**TASK DETAILS**
Select and copy out every line in the records containing "repository".

-- START MATERIAL --

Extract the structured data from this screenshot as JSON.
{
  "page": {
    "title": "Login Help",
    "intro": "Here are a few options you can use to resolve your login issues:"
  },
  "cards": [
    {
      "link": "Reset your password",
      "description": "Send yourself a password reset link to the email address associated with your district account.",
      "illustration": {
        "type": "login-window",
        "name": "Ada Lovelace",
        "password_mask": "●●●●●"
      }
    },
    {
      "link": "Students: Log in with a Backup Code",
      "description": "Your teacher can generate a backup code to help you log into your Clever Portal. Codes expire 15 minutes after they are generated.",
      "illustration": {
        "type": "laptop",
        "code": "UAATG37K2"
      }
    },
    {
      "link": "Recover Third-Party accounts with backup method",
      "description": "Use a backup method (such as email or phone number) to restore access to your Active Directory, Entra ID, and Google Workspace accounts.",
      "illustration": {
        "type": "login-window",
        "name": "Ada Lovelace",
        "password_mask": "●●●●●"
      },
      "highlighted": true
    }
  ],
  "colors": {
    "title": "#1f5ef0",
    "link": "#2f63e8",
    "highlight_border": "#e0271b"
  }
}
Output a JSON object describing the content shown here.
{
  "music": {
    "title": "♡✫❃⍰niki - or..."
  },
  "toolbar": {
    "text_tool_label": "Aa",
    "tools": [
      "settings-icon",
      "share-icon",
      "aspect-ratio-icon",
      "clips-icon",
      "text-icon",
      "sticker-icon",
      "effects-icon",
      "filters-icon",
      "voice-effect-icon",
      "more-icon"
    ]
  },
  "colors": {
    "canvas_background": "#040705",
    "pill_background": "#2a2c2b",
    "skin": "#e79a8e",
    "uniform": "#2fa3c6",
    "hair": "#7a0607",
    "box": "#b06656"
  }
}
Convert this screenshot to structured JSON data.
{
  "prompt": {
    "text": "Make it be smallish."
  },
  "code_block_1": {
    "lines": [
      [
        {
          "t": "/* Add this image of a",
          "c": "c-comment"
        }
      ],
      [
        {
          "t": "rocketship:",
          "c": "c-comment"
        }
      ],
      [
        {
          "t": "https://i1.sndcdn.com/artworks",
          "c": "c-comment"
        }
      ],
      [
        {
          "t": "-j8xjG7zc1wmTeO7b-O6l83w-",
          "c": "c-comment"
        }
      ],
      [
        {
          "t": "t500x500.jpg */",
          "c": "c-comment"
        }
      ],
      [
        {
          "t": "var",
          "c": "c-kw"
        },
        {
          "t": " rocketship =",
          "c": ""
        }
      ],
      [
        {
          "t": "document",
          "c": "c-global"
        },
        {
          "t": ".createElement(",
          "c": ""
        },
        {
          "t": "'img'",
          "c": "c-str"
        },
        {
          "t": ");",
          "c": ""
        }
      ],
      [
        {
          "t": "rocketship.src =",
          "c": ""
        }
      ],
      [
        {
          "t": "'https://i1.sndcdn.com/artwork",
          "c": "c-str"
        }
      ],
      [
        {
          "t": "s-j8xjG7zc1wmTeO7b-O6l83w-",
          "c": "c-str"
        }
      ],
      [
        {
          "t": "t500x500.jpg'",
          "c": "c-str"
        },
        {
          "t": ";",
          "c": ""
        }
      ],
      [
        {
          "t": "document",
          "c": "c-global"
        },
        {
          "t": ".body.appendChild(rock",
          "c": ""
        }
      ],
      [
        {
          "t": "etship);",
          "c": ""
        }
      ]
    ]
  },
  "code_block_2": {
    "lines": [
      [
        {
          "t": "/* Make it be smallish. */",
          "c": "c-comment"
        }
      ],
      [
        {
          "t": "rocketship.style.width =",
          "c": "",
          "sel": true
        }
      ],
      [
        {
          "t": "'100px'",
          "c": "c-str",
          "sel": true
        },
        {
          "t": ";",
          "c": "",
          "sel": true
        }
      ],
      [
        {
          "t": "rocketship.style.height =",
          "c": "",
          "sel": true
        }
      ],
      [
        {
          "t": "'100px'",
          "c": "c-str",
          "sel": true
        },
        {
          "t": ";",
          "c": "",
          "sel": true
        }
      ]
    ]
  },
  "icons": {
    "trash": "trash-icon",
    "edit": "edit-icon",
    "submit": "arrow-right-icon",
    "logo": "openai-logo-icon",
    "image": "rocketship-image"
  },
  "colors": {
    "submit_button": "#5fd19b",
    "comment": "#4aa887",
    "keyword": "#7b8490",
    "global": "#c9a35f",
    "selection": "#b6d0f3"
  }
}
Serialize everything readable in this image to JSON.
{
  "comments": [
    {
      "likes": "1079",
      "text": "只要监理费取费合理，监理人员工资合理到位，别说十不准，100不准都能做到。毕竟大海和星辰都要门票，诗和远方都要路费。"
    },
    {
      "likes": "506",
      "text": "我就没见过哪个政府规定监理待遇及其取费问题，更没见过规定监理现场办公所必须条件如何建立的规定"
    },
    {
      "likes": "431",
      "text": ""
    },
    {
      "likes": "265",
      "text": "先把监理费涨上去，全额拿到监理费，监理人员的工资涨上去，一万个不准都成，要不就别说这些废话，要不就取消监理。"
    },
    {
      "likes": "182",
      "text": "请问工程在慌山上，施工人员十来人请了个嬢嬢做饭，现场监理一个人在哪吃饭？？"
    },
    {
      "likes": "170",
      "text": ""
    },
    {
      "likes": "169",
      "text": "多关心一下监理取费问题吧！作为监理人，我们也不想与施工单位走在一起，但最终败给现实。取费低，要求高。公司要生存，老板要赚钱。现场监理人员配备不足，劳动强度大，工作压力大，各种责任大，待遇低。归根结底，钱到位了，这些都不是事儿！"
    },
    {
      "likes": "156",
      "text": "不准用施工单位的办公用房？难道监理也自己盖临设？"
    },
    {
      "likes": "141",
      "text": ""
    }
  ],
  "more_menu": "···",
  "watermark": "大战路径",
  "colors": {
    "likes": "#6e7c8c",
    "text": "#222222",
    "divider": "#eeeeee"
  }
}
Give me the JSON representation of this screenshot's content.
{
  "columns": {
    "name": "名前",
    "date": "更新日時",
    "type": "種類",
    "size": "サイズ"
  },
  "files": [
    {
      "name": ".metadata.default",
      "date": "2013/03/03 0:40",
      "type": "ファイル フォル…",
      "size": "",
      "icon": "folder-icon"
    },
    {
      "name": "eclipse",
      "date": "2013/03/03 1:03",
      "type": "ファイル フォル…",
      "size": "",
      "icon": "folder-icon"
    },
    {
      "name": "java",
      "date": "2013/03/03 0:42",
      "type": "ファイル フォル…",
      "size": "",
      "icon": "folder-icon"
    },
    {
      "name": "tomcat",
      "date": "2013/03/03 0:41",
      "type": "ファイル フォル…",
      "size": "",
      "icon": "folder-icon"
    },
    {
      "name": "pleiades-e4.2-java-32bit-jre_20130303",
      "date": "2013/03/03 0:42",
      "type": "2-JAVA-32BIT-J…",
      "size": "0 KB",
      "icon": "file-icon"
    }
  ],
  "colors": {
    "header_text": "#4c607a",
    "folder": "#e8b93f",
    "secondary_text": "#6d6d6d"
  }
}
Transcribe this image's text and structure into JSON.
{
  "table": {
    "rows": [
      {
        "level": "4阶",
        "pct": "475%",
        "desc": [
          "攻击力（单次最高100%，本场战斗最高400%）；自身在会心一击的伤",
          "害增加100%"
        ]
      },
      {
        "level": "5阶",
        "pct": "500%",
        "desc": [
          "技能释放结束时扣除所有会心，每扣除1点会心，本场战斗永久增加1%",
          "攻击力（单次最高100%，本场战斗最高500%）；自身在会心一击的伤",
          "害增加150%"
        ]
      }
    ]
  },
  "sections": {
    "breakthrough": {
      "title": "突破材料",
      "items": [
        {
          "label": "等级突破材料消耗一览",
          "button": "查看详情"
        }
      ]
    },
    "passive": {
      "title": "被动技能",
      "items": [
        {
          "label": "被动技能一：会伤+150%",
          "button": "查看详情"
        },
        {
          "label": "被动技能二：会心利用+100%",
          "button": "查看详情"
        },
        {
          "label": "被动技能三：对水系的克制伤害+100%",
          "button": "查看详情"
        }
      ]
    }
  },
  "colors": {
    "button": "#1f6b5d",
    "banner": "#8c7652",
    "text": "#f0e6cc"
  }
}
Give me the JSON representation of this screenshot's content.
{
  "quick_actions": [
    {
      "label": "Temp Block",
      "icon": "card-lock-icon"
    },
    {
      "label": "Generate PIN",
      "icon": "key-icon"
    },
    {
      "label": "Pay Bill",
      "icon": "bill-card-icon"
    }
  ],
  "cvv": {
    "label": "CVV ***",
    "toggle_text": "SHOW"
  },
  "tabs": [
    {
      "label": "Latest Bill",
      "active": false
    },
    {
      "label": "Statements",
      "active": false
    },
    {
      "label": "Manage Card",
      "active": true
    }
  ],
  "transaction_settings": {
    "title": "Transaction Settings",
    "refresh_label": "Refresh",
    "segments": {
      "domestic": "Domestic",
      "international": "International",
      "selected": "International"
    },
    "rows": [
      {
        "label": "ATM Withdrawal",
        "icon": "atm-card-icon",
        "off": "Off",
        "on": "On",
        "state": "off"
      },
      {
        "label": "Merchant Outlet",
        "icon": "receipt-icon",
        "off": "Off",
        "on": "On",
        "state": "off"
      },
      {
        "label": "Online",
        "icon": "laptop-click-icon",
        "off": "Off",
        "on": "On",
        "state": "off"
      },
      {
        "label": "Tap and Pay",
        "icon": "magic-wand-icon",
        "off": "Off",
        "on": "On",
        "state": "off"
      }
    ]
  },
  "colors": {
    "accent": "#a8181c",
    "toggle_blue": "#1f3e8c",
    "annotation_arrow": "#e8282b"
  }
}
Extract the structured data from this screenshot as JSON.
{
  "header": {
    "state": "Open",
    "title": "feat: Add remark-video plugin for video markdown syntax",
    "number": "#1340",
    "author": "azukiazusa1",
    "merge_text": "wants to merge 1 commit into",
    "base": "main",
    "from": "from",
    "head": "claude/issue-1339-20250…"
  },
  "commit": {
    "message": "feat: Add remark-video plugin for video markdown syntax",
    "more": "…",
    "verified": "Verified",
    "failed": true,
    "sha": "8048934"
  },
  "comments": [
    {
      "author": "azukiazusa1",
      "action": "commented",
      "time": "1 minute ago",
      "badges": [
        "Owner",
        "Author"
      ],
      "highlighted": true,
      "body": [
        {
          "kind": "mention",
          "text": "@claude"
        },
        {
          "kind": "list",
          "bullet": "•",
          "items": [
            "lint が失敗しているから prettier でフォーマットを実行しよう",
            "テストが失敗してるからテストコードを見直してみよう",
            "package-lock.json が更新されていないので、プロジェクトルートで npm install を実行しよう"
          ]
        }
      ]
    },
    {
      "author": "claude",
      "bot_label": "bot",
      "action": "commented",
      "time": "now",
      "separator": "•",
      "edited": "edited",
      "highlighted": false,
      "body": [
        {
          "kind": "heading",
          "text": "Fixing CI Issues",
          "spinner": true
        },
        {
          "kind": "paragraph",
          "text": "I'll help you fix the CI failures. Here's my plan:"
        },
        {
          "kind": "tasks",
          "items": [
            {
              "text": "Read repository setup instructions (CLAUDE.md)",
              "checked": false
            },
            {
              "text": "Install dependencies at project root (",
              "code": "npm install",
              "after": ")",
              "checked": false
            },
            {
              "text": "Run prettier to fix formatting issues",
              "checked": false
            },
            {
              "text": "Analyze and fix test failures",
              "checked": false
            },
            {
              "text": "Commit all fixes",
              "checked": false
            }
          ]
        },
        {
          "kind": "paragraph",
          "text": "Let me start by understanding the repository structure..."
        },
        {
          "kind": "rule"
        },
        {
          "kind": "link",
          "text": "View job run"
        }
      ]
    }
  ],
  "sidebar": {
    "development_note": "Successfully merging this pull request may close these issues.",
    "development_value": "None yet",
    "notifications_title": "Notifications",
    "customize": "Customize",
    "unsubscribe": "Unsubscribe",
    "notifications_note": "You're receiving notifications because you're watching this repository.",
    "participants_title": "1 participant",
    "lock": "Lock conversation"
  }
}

-- END MATERIAL --

**FINAL RESULT**
              "text": "Read repository setup instructions (CLAUDE.md)",
          "text": "Let me start by understanding the repository structure..."
    "notifications_note": "You're receiving notifications because you're watching this repository.",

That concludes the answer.